### Extracted records
--*--
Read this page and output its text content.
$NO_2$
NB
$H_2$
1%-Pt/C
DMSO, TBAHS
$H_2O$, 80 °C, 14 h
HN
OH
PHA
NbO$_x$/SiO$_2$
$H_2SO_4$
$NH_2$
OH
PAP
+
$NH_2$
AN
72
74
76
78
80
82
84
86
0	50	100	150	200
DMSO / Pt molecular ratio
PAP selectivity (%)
--*--
Without leaving anything out, quote all the data.

### Solution to the problem
Read this page and output its text content.
$NO_2$
NB
$H_2$
1%-Pt/C
DMSO, TBAHS
$H_2O$, 80 °C, 14 h
HN
OH
PHA
NbO$_x$/SiO$_2$
$H_2SO_4$
$NH_2$
OH
PAP
+
$NH_2$
AN
72
74
76
78
80
82
84
86
0	50	100	150	200
DMSO / Pt molecular ratio
PAP selectivity (%)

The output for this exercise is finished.